(Goal): Repeat each line exactly as it is written.

(Data excerpts):
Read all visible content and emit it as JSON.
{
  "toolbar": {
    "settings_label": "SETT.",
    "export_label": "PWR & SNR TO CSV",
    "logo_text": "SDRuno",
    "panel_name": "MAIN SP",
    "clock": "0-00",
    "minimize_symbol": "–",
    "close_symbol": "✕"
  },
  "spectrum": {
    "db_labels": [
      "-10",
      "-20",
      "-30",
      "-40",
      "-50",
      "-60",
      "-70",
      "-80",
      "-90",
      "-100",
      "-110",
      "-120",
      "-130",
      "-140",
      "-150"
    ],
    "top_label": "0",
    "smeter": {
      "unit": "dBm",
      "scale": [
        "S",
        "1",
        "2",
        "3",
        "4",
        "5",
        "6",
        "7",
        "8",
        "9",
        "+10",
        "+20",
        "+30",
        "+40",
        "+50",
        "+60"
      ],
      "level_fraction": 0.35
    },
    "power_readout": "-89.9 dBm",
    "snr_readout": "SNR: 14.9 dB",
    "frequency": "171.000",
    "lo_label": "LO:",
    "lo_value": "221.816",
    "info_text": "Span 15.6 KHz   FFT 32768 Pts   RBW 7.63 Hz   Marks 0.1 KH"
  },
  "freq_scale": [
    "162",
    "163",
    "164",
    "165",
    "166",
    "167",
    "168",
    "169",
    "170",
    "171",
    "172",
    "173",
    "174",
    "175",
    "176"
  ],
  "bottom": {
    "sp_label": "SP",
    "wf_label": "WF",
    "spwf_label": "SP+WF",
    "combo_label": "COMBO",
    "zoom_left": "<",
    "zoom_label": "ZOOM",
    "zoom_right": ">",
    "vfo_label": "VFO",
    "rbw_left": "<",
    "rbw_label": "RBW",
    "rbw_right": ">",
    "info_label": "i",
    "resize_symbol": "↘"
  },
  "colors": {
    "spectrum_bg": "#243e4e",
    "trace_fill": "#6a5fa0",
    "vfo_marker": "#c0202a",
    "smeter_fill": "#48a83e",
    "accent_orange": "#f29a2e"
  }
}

(Final result):
Read all visible content and emit it as JSON.
{
  "toolbar": {
    "settings_label": "SETT.",
    "export_label": "PWR & SNR TO CSV",
    "logo_text": "SDRuno",
    "panel_name": "MAIN SP",
    "clock": "0-00",
    "minimize_symbol": "–",
    "close_symbol": "✕"
  },
  "spectrum": {
    "db_labels": [
      "-10",
      "-20",
      "-30",
      "-40",
      "-50",
      "-60",
      "-70",
      "-80",
      "-90",
      "-100",
      "-110",
      "-120",
      "-130",
      "-140",
      "-150"
    ],
    "top_label": "0",
    "smeter": {
      "unit": "dBm",
      "scale": [
        "S",
        "1",
        "2",
        "3",
        "4",
        "5",
        "6",
        "7",
        "8",
        "9",
        "+10",
        "+20",
        "+30",
        "+40",
        "+50",
        "+60"
      ],
      "level_fraction": 0.35
    },
    "power_readout": "-89.9 dBm",
    "snr_readout": "SNR: 14.9 dB",
    "frequency": "171.000",
    "lo_label": "LO:",
    "lo_value": "221.816",
    "info_text": "Span 15.6 KHz   FFT 32768 Pts   RBW 7.63 Hz   Marks 0.1 KH"
  },
  "freq_scale": [
    "162",
    "163",
    "164",
    "165",
    "166",
    "167",
    "168",
    "169",
    "170",
    "171",
    "172",
    "173",
    "174",
    "175",
    "176"
  ],
  "bottom": {
    "sp_label": "SP",
    "wf_label": "WF",
    "spwf_label": "SP+WF",
    "combo_label": "COMBO",
    "zoom_left": "<",
    "zoom_label": "ZOOM",
    "zoom_right": ">",
    "vfo_label": "VFO",
    "rbw_left": "<",
    "rbw_label": "RBW",
    "rbw_right": ">",
    "info_label": "i",
    "resize_symbol": "↘"
  },
  "colors": {
    "spectrum_bg": "#243e4e",
    "trace_fill": "#6a5fa0",
    "vfo_marker": "#c0202a",
    "smeter_fill": "#48a83e",
    "accent_orange": "#f29a2e"
  }
}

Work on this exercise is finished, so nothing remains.